◆ DIRECTIONS FOR THIS TASK ◆
Your task is to retype each line of the data below exactly.

◆ RECORDED INFORMATION ◆
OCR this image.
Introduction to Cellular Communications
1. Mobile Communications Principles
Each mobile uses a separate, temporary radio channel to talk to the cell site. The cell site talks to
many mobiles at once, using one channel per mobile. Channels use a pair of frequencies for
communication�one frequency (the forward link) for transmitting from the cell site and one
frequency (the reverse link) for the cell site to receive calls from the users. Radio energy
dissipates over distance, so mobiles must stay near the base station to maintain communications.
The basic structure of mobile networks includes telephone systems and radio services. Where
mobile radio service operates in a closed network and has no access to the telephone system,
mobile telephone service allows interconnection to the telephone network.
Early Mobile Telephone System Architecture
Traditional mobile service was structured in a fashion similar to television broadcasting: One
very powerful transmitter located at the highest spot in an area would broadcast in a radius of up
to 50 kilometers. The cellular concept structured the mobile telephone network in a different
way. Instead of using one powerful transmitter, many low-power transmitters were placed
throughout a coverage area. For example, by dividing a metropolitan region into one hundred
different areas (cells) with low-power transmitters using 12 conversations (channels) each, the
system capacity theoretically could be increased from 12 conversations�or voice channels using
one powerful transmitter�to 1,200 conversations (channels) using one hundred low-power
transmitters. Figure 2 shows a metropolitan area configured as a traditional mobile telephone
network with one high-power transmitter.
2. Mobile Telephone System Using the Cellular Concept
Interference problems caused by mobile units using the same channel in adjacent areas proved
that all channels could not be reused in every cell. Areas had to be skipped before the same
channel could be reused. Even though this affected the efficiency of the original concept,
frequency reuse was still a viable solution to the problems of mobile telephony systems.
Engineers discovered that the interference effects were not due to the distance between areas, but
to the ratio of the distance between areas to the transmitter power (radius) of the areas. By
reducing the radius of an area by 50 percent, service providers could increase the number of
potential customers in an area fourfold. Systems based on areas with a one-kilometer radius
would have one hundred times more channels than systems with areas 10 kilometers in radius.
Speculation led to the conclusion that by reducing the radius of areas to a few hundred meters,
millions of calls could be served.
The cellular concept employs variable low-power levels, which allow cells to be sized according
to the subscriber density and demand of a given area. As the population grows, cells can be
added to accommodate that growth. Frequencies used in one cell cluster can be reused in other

◆ REPLY TO THE TASK ◆
OCR this image.
Introduction to Cellular Communications
1. Mobile Communications Principles
Each mobile uses a separate, temporary radio channel to talk to the cell site. The cell site talks to
many mobiles at once, using one channel per mobile. Channels use a pair of frequencies for
communication�one frequency (the forward link) for transmitting from the cell site and one
frequency (the reverse link) for the cell site to receive calls from the users. Radio energy
dissipates over distance, so mobiles must stay near the base station to maintain communications.
The basic structure of mobile networks includes telephone systems and radio services. Where
mobile radio service operates in a closed network and has no access to the telephone system,
mobile telephone service allows interconnection to the telephone network.
Early Mobile Telephone System Architecture
Traditional mobile service was structured in a fashion similar to television broadcasting: One
very powerful transmitter located at the highest spot in an area would broadcast in a radius of up
to 50 kilometers. The cellular concept structured the mobile telephone network in a different
way. Instead of using one powerful transmitter, many low-power transmitters were placed
throughout a coverage area. For example, by dividing a metropolitan region into one hundred
different areas (cells) with low-power transmitters using 12 conversations (channels) each, the
system capacity theoretically could be increased from 12 conversations�or voice channels using
one powerful transmitter�to 1,200 conversations (channels) using one hundred low-power
transmitters. Figure 2 shows a metropolitan area configured as a traditional mobile telephone
network with one high-power transmitter.
2. Mobile Telephone System Using the Cellular Concept
Interference problems caused by mobile units using the same channel in adjacent areas proved
that all channels could not be reused in every cell. Areas had to be skipped before the same
channel could be reused. Even though this affected the efficiency of the original concept,
frequency reuse was still a viable solution to the problems of mobile telephony systems.
Engineers discovered that the interference effects were not due to the distance between areas, but
to the ratio of the distance between areas to the transmitter power (radius) of the areas. By
reducing the radius of an area by 50 percent, service providers could increase the number of
potential customers in an area fourfold. Systems based on areas with a one-kilometer radius
would have one hundred times more channels than systems with areas 10 kilometers in radius.
Speculation led to the conclusion that by reducing the radius of areas to a few hundred meters,
millions of calls could be served.
The cellular concept employs variable low-power levels, which allow cells to be sized according
to the subscriber density and demand of a given area. As the population grows, cells can be
added to accommodate that growth. Frequencies used in one cell cluster can be reused in other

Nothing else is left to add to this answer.